_Written instruction:_ Write out the whole listing exactly as it stands.

_Material for the task:_
* * * * * * *

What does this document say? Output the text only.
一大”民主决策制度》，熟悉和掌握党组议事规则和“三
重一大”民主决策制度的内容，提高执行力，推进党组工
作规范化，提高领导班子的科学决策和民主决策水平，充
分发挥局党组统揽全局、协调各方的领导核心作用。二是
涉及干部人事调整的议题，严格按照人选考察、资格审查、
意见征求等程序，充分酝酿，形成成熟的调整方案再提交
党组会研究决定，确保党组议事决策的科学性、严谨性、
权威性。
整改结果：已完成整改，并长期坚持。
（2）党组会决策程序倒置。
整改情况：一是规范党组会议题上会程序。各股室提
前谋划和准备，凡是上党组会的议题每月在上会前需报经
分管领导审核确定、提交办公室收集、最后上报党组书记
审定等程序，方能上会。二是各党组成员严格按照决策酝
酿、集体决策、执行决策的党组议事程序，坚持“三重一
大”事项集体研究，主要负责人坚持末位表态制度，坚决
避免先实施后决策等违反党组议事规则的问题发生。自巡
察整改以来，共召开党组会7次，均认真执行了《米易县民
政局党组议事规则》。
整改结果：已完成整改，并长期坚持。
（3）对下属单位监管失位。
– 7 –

* * * * * * *

_Finished task:_
What does this document say? Output the text only.
一大”民主决策制度》，熟悉和掌握党组议事规则和“三
重一大”民主决策制度的内容，提高执行力，推进党组工
作规范化，提高领导班子的科学决策和民主决策水平，充
分发挥局党组统揽全局、协调各方的领导核心作用。二是
涉及干部人事调整的议题，严格按照人选考察、资格审查、
意见征求等程序，充分酝酿，形成成熟的调整方案再提交
党组会研究决定，确保党组议事决策的科学性、严谨性、
权威性。
整改结果：已完成整改，并长期坚持。
（2）党组会决策程序倒置。
整改情况：一是规范党组会议题上会程序。各股室提
前谋划和准备，凡是上党组会的议题每月在上会前需报经
分管领导审核确定、提交办公室收集、最后上报党组书记
审定等程序，方能上会。二是各党组成员严格按照决策酝
酿、集体决策、执行决策的党组议事程序，坚持“三重一
大”事项集体研究，主要负责人坚持末位表态制度，坚决
避免先实施后决策等违反党组议事规则的问题发生。自巡
察整改以来，共召开党组会7次，均认真执行了《米易县民
政局党组议事规则》。
整改结果：已完成整改，并长期坚持。
（3）对下属单位监管失位。
– 7 –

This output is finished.